--- start of Material for this task ---

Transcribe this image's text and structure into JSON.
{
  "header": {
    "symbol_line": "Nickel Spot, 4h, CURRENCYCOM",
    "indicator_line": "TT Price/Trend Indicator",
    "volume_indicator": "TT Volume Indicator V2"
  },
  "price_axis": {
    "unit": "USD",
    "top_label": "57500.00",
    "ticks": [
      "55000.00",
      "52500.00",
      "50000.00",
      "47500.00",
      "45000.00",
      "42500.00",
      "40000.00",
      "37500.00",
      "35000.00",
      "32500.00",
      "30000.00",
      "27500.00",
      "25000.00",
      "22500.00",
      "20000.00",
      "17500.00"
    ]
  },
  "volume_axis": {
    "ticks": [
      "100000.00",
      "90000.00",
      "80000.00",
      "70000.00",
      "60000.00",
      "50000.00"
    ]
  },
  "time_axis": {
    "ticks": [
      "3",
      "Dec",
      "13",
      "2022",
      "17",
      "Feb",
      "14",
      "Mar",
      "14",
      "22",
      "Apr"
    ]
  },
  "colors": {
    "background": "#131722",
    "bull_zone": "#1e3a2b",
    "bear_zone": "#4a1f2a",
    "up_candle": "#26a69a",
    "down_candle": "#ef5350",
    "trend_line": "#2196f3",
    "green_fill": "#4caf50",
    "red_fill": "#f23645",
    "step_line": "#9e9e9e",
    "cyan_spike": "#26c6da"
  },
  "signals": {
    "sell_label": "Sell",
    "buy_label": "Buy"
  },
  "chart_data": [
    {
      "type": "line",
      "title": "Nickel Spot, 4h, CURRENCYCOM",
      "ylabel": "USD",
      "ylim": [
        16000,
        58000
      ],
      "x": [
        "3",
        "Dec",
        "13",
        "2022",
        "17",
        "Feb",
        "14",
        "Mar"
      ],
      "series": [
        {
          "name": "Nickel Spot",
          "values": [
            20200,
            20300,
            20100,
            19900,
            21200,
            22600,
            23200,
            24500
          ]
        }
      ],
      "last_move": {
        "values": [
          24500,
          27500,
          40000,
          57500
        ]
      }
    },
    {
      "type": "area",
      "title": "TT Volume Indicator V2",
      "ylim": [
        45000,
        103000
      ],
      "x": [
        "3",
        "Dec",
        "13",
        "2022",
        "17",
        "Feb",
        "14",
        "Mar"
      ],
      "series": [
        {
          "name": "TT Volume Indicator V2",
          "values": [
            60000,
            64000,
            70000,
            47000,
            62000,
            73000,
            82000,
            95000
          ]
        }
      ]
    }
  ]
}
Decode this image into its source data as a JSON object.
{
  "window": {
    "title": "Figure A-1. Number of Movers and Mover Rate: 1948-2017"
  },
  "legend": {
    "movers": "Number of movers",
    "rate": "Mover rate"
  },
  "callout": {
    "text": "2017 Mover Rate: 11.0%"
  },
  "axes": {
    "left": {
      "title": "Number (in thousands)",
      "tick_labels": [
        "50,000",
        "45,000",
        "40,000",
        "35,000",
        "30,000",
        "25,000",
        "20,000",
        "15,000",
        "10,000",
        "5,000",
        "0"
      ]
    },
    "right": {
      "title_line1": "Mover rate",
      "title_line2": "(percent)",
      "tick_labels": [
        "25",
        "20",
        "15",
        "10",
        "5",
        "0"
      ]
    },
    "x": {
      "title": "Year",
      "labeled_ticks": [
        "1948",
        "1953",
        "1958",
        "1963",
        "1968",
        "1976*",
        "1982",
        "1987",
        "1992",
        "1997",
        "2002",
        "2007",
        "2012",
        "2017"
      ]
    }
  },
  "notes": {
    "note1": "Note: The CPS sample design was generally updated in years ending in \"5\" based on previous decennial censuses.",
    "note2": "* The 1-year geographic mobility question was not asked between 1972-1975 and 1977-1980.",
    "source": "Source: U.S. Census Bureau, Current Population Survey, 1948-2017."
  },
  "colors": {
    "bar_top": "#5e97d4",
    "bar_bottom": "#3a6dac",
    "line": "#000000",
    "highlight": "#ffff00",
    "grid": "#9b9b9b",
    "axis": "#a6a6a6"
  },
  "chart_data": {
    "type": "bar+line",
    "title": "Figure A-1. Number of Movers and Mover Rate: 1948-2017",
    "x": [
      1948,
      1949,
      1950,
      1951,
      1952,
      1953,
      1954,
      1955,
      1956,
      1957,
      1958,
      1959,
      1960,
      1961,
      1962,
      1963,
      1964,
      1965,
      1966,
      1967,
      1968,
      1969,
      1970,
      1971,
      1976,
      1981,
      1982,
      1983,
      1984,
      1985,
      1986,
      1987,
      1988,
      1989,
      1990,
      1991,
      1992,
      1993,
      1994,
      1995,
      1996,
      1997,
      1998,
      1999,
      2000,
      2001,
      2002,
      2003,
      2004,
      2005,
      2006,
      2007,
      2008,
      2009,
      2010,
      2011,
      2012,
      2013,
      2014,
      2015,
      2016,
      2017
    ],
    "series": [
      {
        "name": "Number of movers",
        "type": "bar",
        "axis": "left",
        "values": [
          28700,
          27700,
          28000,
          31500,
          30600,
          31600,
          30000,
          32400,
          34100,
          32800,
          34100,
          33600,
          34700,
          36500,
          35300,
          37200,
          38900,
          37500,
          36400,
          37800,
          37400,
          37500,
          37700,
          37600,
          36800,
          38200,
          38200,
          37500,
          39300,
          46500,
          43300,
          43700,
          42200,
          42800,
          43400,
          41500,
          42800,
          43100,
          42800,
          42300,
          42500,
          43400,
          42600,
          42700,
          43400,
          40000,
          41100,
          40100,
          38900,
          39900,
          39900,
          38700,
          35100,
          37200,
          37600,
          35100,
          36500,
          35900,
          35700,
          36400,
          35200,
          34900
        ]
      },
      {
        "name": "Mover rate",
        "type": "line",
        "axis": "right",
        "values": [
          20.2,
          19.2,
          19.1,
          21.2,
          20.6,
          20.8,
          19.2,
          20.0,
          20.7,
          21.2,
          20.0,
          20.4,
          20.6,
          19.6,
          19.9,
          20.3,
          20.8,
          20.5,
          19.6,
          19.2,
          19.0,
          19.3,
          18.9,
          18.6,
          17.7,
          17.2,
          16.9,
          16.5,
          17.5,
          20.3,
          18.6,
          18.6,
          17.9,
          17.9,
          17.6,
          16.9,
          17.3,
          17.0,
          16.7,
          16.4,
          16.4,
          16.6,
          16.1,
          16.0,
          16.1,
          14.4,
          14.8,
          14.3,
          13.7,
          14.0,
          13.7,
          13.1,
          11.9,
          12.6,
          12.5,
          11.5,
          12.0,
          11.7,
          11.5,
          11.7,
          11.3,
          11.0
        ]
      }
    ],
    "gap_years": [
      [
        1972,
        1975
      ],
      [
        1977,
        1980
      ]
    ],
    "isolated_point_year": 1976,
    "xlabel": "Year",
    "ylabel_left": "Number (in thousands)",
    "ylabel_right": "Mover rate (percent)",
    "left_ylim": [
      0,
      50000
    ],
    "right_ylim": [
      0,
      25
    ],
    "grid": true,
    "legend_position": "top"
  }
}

--- end of Material for this task ---

**Request**
List every line from the entries above in which "name" appears.

**Complete output**
          "name": "Nickel Spot",
          "name": "TT Volume Indicator V2",
        "name": "Number of movers",
        "name": "Mover rate",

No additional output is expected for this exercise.